TASK PROMPT:
Write out the material exactly, with the pictures left out.

ITEMS:
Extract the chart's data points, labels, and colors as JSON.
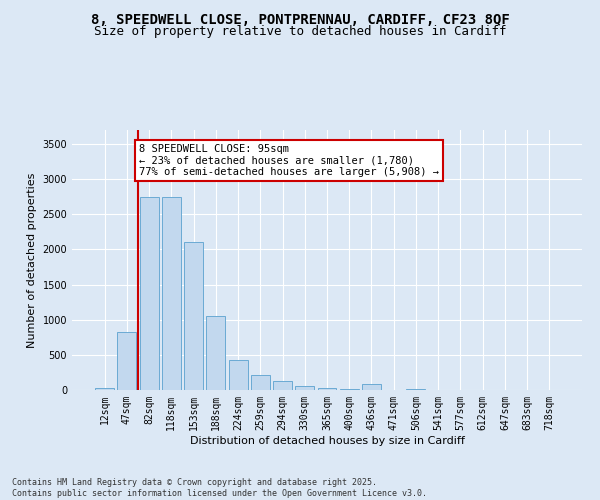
{
  "title_line1": "8, SPEEDWELL CLOSE, PONTPRENNAU, CARDIFF, CF23 8QF",
  "title_line2": "Size of property relative to detached houses in Cardiff",
  "xlabel": "Distribution of detached houses by size in Cardiff",
  "ylabel": "Number of detached properties",
  "categories": [
    "12sqm",
    "47sqm",
    "82sqm",
    "118sqm",
    "153sqm",
    "188sqm",
    "224sqm",
    "259sqm",
    "294sqm",
    "330sqm",
    "365sqm",
    "400sqm",
    "436sqm",
    "471sqm",
    "506sqm",
    "541sqm",
    "577sqm",
    "612sqm",
    "647sqm",
    "683sqm",
    "718sqm"
  ],
  "values": [
    30,
    820,
    2750,
    2750,
    2100,
    1050,
    430,
    220,
    130,
    55,
    30,
    20,
    90,
    5,
    10,
    5,
    5,
    2,
    2,
    2,
    2
  ],
  "bar_color": "#c2d8ee",
  "bar_edgecolor": "#6aaad4",
  "vline_color": "#cc0000",
  "property_bin_index": 2,
  "annotation_text": "8 SPEEDWELL CLOSE: 95sqm\n← 23% of detached houses are smaller (1,780)\n77% of semi-detached houses are larger (5,908) →",
  "annotation_box_facecolor": "white",
  "annotation_box_edgecolor": "#cc0000",
  "ylim_max": 3700,
  "yticks": [
    0,
    500,
    1000,
    1500,
    2000,
    2500,
    3000,
    3500
  ],
  "bg_color": "#dce8f5",
  "title_fontsize": 10,
  "subtitle_fontsize": 9,
  "axis_label_fontsize": 8,
  "tick_fontsize": 7,
  "annotation_fontsize": 7.5,
  "footer_fontsize": 6,
  "footer_line1": "Contains HM Land Registry data © Crown copyright and database right 2025.",
  "footer_line2": "Contains public sector information licensed under the Open Government Licence v3.0."
}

OUTPUT BELOW:
Extract the chart's data points, labels, and colors as JSON.
{
  "title_line1": "8, SPEEDWELL CLOSE, PONTPRENNAU, CARDIFF, CF23 8QF",
  "title_line2": "Size of property relative to detached houses in Cardiff",
  "xlabel": "Distribution of detached houses by size in Cardiff",
  "ylabel": "Number of detached properties",
  "categories": [
    "12sqm",
    "47sqm",
    "82sqm",
    "118sqm",
    "153sqm",
    "188sqm",
    "224sqm",
    "259sqm",
    "294sqm",
    "330sqm",
    "365sqm",
    "400sqm",
    "436sqm",
    "471sqm",
    "506sqm",
    "541sqm",
    "577sqm",
    "612sqm",
    "647sqm",
    "683sqm",
    "718sqm"
  ],
  "values": [
    30,
    820,
    2750,
    2750,
    2100,
    1050,
    430,
    220,
    130,
    55,
    30,
    20,
    90,
    5,
    10,
    5,
    5,
    2,
    2,
    2,
    2
  ],
  "bar_color": "#c2d8ee",
  "bar_edgecolor": "#6aaad4",
  "vline_color": "#cc0000",
  "property_bin_index": 2,
  "annotation_text": "8 SPEEDWELL CLOSE: 95sqm\n← 23% of detached houses are smaller (1,780)\n77% of semi-detached houses are larger (5,908) →",
  "annotation_box_facecolor": "white",
  "annotation_box_edgecolor": "#cc0000",
  "ylim_max": 3700,
  "yticks": [
    0,
    500,
    1000,
    1500,
    2000,
    2500,
    3000,
    3500
  ],
  "bg_color": "#dce8f5",
  "title_fontsize": 10,
  "subtitle_fontsize": 9,
  "axis_label_fontsize": 8,
  "tick_fontsize": 7,
  "annotation_fontsize": 7.5,
  "footer_fontsize": 6,
  "footer_line1": "Contains HM Land Registry data © Crown copyright and database right 2025.",
  "footer_line2": "Contains public sector information licensed under the Open Government Licence v3.0."
}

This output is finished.